■ EXERCISE ■
Please rewrite the items below from the first one through the line that contains "742, 846, 755]", changing every "macd-histogram-bar" to "macd-bar" and leaving everything else as it is.

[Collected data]

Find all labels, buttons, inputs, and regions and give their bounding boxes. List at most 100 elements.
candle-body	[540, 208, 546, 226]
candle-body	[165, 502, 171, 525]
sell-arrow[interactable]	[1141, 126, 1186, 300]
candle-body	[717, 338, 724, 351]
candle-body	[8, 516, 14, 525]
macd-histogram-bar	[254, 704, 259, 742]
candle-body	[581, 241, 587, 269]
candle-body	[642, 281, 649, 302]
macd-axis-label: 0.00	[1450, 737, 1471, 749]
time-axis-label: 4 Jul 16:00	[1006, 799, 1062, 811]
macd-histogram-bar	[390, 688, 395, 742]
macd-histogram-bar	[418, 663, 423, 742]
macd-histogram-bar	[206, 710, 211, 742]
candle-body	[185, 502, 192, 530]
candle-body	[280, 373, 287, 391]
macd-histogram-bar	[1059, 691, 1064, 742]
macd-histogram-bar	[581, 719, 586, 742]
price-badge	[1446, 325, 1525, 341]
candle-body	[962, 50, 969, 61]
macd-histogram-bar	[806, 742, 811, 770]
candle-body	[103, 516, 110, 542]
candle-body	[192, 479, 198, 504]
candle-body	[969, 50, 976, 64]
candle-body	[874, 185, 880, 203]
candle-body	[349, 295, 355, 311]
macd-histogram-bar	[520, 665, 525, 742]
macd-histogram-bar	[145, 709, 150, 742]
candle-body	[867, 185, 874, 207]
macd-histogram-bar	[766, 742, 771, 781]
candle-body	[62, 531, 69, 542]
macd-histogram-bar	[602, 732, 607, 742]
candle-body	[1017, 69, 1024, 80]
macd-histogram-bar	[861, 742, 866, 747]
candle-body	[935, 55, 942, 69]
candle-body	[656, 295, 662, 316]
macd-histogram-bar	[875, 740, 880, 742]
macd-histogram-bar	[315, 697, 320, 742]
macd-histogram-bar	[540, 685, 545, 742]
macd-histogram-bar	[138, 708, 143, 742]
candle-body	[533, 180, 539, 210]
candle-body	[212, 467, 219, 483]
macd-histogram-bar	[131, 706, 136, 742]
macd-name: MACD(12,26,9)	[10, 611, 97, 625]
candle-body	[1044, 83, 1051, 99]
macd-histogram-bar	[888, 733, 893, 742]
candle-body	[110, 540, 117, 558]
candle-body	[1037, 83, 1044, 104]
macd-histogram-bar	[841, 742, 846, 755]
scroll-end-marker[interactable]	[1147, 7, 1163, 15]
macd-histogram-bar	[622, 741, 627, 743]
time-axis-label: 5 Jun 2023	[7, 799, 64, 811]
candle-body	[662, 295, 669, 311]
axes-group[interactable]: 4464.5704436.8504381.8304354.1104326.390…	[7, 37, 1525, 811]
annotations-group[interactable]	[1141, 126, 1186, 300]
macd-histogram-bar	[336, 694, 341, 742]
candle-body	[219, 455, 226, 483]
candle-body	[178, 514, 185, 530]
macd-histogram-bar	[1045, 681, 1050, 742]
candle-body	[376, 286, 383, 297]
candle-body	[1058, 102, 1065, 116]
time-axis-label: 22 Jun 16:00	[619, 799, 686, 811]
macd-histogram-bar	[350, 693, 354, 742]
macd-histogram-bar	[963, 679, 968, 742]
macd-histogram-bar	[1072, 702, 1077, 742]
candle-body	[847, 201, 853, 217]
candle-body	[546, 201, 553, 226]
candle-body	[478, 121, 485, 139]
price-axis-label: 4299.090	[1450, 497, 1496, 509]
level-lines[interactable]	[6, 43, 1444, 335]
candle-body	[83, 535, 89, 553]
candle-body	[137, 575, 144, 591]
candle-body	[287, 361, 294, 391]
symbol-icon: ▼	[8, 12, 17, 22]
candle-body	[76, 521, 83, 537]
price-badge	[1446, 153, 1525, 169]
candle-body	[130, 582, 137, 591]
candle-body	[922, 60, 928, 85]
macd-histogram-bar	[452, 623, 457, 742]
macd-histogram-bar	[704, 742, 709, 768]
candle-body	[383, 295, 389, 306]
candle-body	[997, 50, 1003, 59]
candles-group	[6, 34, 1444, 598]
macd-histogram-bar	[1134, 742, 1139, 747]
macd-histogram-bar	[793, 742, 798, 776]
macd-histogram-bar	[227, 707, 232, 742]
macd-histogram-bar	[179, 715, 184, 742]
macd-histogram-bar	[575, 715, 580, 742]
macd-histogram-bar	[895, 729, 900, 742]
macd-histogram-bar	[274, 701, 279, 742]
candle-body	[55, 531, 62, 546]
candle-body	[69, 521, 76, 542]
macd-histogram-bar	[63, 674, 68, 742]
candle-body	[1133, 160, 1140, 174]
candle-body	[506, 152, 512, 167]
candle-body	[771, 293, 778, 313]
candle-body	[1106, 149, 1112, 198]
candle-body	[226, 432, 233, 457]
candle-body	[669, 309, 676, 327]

■ OUTPUT OF THE EXERCISE ■
Find all labels, buttons, inputs, and regions and give their bounding boxes. List at most 100 elements.
candle-body	[540, 208, 546, 226]
candle-body	[165, 502, 171, 525]
sell-arrow[interactable]	[1141, 126, 1186, 300]
candle-body	[717, 338, 724, 351]
candle-body	[8, 516, 14, 525]
macd-bar	[254, 704, 259, 742]
candle-body	[581, 241, 587, 269]
candle-body	[642, 281, 649, 302]
macd-axis-label: 0.00	[1450, 737, 1471, 749]
time-axis-label: 4 Jul 16:00	[1006, 799, 1062, 811]
macd-bar	[390, 688, 395, 742]
macd-bar	[418, 663, 423, 742]
macd-bar	[206, 710, 211, 742]
candle-body	[185, 502, 192, 530]
candle-body	[280, 373, 287, 391]
macd-bar	[1059, 691, 1064, 742]
macd-bar	[581, 719, 586, 742]
price-badge	[1446, 325, 1525, 341]
candle-body	[962, 50, 969, 61]
macd-bar	[806, 742, 811, 770]
candle-body	[103, 516, 110, 542]
candle-body	[192, 479, 198, 504]
candle-body	[969, 50, 976, 64]
candle-body	[874, 185, 880, 203]
candle-body	[349, 295, 355, 311]
macd-bar	[520, 665, 525, 742]
macd-bar	[145, 709, 150, 742]
candle-body	[867, 185, 874, 207]
macd-bar	[766, 742, 771, 781]
candle-body	[62, 531, 69, 542]
macd-bar	[602, 732, 607, 742]
candle-body	[1017, 69, 1024, 80]
macd-bar	[861, 742, 866, 747]
candle-body	[935, 55, 942, 69]
candle-body	[656, 295, 662, 316]
macd-bar	[875, 740, 880, 742]
macd-bar	[315, 697, 320, 742]
macd-bar	[540, 685, 545, 742]
macd-bar	[138, 708, 143, 742]
candle-body	[533, 180, 539, 210]
candle-body	[212, 467, 219, 483]
macd-bar	[131, 706, 136, 742]
macd-name: MACD(12,26,9)	[10, 611, 97, 625]
candle-body	[1044, 83, 1051, 99]
macd-bar	[888, 733, 893, 742]
candle-body	[110, 540, 117, 558]
candle-body	[1037, 83, 1044, 104]
macd-bar	[841, 742, 846, 755]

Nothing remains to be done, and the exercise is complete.